(Dataset entries)
_ _ _ _ _
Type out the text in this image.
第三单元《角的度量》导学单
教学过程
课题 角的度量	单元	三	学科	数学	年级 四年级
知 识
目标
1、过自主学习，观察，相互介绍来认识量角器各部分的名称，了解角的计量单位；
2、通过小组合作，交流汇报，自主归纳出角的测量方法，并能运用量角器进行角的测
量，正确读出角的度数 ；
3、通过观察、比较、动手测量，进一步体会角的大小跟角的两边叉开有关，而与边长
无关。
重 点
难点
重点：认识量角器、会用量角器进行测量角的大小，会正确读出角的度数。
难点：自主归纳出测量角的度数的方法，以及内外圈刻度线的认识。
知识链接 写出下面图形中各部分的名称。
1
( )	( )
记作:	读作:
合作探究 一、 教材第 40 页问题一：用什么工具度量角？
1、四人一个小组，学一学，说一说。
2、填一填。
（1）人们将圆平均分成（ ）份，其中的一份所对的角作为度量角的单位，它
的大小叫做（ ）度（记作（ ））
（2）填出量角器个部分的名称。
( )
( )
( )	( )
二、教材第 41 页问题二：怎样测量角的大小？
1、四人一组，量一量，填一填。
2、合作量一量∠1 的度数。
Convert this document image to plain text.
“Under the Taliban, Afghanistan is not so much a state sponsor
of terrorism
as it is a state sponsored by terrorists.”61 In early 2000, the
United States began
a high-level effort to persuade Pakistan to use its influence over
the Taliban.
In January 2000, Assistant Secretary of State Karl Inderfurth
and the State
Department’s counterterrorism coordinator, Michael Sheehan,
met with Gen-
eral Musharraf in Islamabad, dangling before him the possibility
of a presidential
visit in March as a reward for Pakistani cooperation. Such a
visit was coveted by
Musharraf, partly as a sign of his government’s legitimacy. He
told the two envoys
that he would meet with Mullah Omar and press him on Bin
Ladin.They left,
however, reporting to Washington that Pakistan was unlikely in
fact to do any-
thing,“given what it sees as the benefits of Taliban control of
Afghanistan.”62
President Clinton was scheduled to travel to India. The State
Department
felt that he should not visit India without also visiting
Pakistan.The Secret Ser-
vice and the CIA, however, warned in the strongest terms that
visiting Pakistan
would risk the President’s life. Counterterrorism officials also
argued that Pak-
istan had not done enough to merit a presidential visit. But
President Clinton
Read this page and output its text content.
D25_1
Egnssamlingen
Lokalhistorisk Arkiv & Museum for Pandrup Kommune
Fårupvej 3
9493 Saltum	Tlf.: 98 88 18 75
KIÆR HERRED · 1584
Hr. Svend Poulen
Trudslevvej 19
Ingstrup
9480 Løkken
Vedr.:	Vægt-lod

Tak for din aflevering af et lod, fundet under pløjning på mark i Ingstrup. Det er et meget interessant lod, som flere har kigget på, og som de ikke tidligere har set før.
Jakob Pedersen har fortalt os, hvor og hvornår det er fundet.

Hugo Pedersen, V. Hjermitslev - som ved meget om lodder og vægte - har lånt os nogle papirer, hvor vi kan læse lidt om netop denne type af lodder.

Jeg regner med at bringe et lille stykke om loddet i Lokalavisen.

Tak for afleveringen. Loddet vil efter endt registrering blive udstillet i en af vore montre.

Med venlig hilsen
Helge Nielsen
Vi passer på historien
_ _ _ _ _
GIVEN INSTRUCTION: All entries shown above should be printed again exactly.

REPLY:
Type out the text in this image.
第三单元《角的度量》导学单
教学过程
课题 角的度量	单元	三	学科	数学	年级 四年级
知 识
目标
1、过自主学习，观察，相互介绍来认识量角器各部分的名称，了解角的计量单位；
2、通过小组合作，交流汇报，自主归纳出角的测量方法，并能运用量角器进行角的测
量，正确读出角的度数 ；
3、通过观察、比较、动手测量，进一步体会角的大小跟角的两边叉开有关，而与边长
无关。
重 点
难点
重点：认识量角器、会用量角器进行测量角的大小，会正确读出角的度数。
难点：自主归纳出测量角的度数的方法，以及内外圈刻度线的认识。
知识链接 写出下面图形中各部分的名称。
1
( )	( )
记作:	读作:
合作探究 一、 教材第 40 页问题一：用什么工具度量角？
1、四人一个小组，学一学，说一说。
2、填一填。
（1）人们将圆平均分成（ ）份，其中的一份所对的角作为度量角的单位，它
的大小叫做（ ）度（记作（ ））
（2）填出量角器个部分的名称。
( )
( )
( )	( )
二、教材第 41 页问题二：怎样测量角的大小？
1、四人一组，量一量，填一填。
2、合作量一量∠1 的度数。
Convert this document image to plain text.
“Under the Taliban, Afghanistan is not so much a state sponsor
of terrorism
as it is a state sponsored by terrorists.”61 In early 2000, the
United States began
a high-level effort to persuade Pakistan to use its influence over
the Taliban.
In January 2000, Assistant Secretary of State Karl Inderfurth
and the State
Department’s counterterrorism coordinator, Michael Sheehan,
met with Gen-
eral Musharraf in Islamabad, dangling before him the possibility
of a presidential
visit in March as a reward for Pakistani cooperation. Such a
visit was coveted by
Musharraf, partly as a sign of his government’s legitimacy. He
told the two envoys
that he would meet with Mullah Omar and press him on Bin
Ladin.They left,
however, reporting to Washington that Pakistan was unlikely in
fact to do any-
thing,“given what it sees as the benefits of Taliban control of
Afghanistan.”62
President Clinton was scheduled to travel to India. The State
Department
felt that he should not visit India without also visiting
Pakistan.The Secret Ser-
vice and the CIA, however, warned in the strongest terms that
visiting Pakistan
would risk the President’s life. Counterterrorism officials also
argued that Pak-
istan had not done enough to merit a presidential visit. But
President Clinton
Read this page and output its text content.
D25_1
Egnssamlingen
Lokalhistorisk Arkiv & Museum for Pandrup Kommune
Fårupvej 3
9493 Saltum	Tlf.: 98 88 18 75
KIÆR HERRED · 1584
Hr. Svend Poulen
Trudslevvej 19
Ingstrup
9480 Løkken
Vedr.:	Vægt-lod

Tak for din aflevering af et lod, fundet under pløjning på mark i Ingstrup. Det er et meget interessant lod, som flere har kigget på, og som de ikke tidligere har set før.
Jakob Pedersen har fortalt os, hvor og hvornår det er fundet.

Hugo Pedersen, V. Hjermitslev - som ved meget om lodder og vægte - har lånt os nogle papirer, hvor vi kan læse lidt om netop denne type af lodder.

Jeg regner med at bringe et lille stykke om loddet i Lokalavisen.

Tak for afleveringen. Loddet vil efter endt registrering blive udstillet i en af vore montre.

Med venlig hilsen
Helge Nielsen
Vi passer på historien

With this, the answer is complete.